Collected data
★ ★ ★ ★ ★
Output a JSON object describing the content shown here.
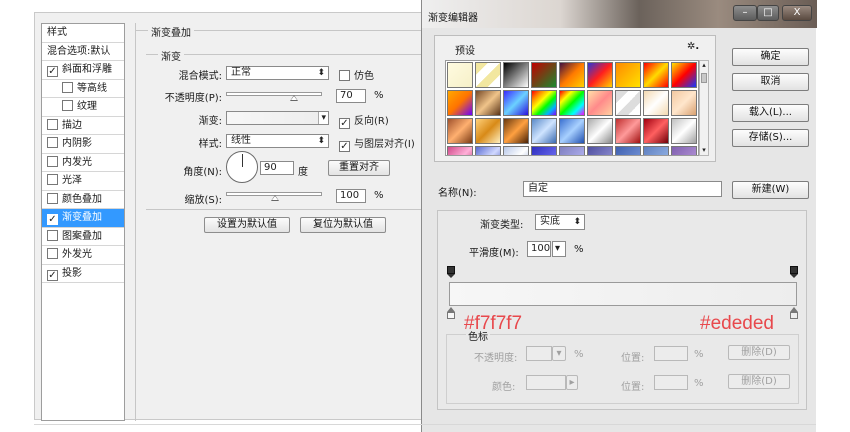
{
  "layer_style": {
    "style_list": [
      {
        "label": "样式",
        "checkbox": false,
        "checked": false,
        "sub": false,
        "active": false
      },
      {
        "label": "混合选项:默认",
        "checkbox": false,
        "checked": false,
        "sub": false,
        "active": false
      },
      {
        "label": "斜面和浮雕",
        "checkbox": true,
        "checked": true,
        "sub": false,
        "active": false
      },
      {
        "label": "等高线",
        "checkbox": true,
        "checked": false,
        "sub": true,
        "active": false
      },
      {
        "label": "纹理",
        "checkbox": true,
        "checked": false,
        "sub": true,
        "active": false
      },
      {
        "label": "描边",
        "checkbox": true,
        "checked": false,
        "sub": false,
        "active": false
      },
      {
        "label": "内阴影",
        "checkbox": true,
        "checked": false,
        "sub": false,
        "active": false
      },
      {
        "label": "内发光",
        "checkbox": true,
        "checked": false,
        "sub": false,
        "active": false
      },
      {
        "label": "光泽",
        "checkbox": true,
        "checked": false,
        "sub": false,
        "active": false
      },
      {
        "label": "颜色叠加",
        "checkbox": true,
        "checked": false,
        "sub": false,
        "active": false
      },
      {
        "label": "渐变叠加",
        "checkbox": true,
        "checked": true,
        "sub": false,
        "active": true
      },
      {
        "label": "图案叠加",
        "checkbox": true,
        "checked": false,
        "sub": false,
        "active": false
      },
      {
        "label": "外发光",
        "checkbox": true,
        "checked": false,
        "sub": false,
        "active": false
      },
      {
        "label": "投影",
        "checkbox": true,
        "checked": true,
        "sub": false,
        "active": false
      }
    ],
    "gradient_overlay": {
      "section_title": "渐变叠加",
      "group_title": "渐变",
      "blend_mode_label": "混合模式:",
      "blend_mode_value": "正常",
      "dither_label": "仿色",
      "dither_checked": false,
      "opacity_label": "不透明度(P):",
      "opacity_value": "70",
      "opacity_fraction": 0.7,
      "percent": "%",
      "gradient_label": "渐变:",
      "reverse_label": "反向(R)",
      "reverse_checked": true,
      "style_label": "样式:",
      "style_value": "线性",
      "align_label": "与图层对齐(I)",
      "align_checked": true,
      "angle_label": "角度(N):",
      "angle_value": "90",
      "angle_unit": "度",
      "reset_align_label": "重置对齐",
      "scale_label": "缩放(S):",
      "scale_value": "100",
      "scale_fraction": 0.5,
      "set_default_label": "设置为默认值",
      "reset_default_label": "复位为默认值"
    }
  },
  "gradient_editor": {
    "title": "渐变编辑器",
    "window_buttons": {
      "minimize": "–",
      "maximize": "□",
      "close": "X"
    },
    "presets_label": "预设",
    "gear_icon": "✲.",
    "ok_label": "确定",
    "cancel_label": "取消",
    "load_label": "载入(L)...",
    "save_label": "存储(S)...",
    "name_label": "名称(N):",
    "name_value": "自定",
    "new_label": "新建(W)",
    "type_label": "渐变类型:",
    "type_value": "实底",
    "smooth_label": "平滑度(M):",
    "smooth_value": "100",
    "percent": "%",
    "stop_color_left": "#f7f7f7",
    "stop_color_right": "#ededed",
    "stops_title": "色标",
    "stop_opacity_label": "不透明度:",
    "stop_color_label": "颜色:",
    "location_label": "位置:",
    "delete_label": "删除(D)",
    "presets": [
      "linear-gradient(135deg,#fffbe0,#f6f0c8)",
      "linear-gradient(135deg,#f2e7a0 25%,#fff 25%,#fff 50%,#f2e7a0 50%,#f2e7a0 75%,#fff 75%)",
      "linear-gradient(135deg,#000,#fff)",
      "linear-gradient(135deg,#c00000,#1a8a2e)",
      "linear-gradient(135deg,#401040,#ff7a00,#ffd000)",
      "linear-gradient(135deg,#2a36d6,#ff1e1e,#ffd200)",
      "linear-gradient(135deg,#ff8a00,#ffe100)",
      "linear-gradient(135deg,#ff0000,#ffdb00,#ff0000)",
      "linear-gradient(135deg,#ffe200,#ff0000,#1438ff)",
      "linear-gradient(135deg,#ffa800,#ff7300,#6a00ff)",
      "linear-gradient(135deg,#784a28,#f0c48a,#5a3418)",
      "linear-gradient(135deg,#3a2aff,#6bd1ff,#2a0fdd)",
      "linear-gradient(135deg,#ff0000,#ff8a00,#ffff00,#00ff00,#00b4ff,#8a00ff)",
      "linear-gradient(135deg,#ff0000,#ffff00,#00ff00,#00ffff,#ff00ff)",
      "linear-gradient(135deg,#ffe0a8,#ff8a8a 50%,#ffd0a0)",
      "linear-gradient(135deg,#ddd 25%,#fff 25%,#fff 50%,#ddd 50%,#ddd 75%,#fff 75%)",
      "linear-gradient(135deg,#f4d9b0,#fff,#f4d9b0)",
      "linear-gradient(135deg,#f2c8a0,#ffe6cc,#d8a070)",
      "linear-gradient(135deg,#a0522d,#ffb070,#7a3a14)",
      "linear-gradient(135deg,#ffd07a,#d88a18,#fff0c0)",
      "linear-gradient(135deg,#6a3a10,#ffa040,#4a2206)",
      "linear-gradient(135deg,#5a8ac8,#cfe4ff,#3a6ab0)",
      "linear-gradient(135deg,#3a70d0,#a8d0ff,#2050b0)",
      "linear-gradient(135deg,#aaa,#fff,#888)",
      "linear-gradient(135deg,#c03030,#ff9a9a,#a01010)",
      "linear-gradient(135deg,#a00010,#ff6060,#700008)",
      "linear-gradient(135deg,#c0c0c0,#fff,#a0a0a0)",
      "linear-gradient(135deg,#d04a8a,#ffb0d8,#a82060)",
      "linear-gradient(135deg,#5a6ad0,#d0d8ff,#3a48b0)",
      "linear-gradient(135deg,#b8c8e8,#fff,#8aa0d0)",
      "linear-gradient(135deg,#3030c0,#8080ff)",
      "linear-gradient(135deg,#8080c0,#c0c0ff)",
      "linear-gradient(135deg,#5050a0,#a0a0e0)",
      "linear-gradient(135deg,#4060b0,#80a0e0)",
      "linear-gradient(135deg,#6080c0,#a0c0f0)",
      "linear-gradient(135deg,#8060b0,#c0a0e0)",
      "linear-gradient(135deg,#a04080,#e080c0)",
      "linear-gradient(135deg,#6040a0,#a080e0)",
      "linear-gradient(135deg,#304080,#7080c0)",
      "linear-gradient(135deg,#5070b0,#90b0f0)"
    ]
  }
}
★ ★ ★ ★ ★
Given exercise. Select every line in the records above that contains the word "不透明度".

In response.
      "opacity_label": "不透明度(P):",
    "stop_opacity_label": "不透明度:",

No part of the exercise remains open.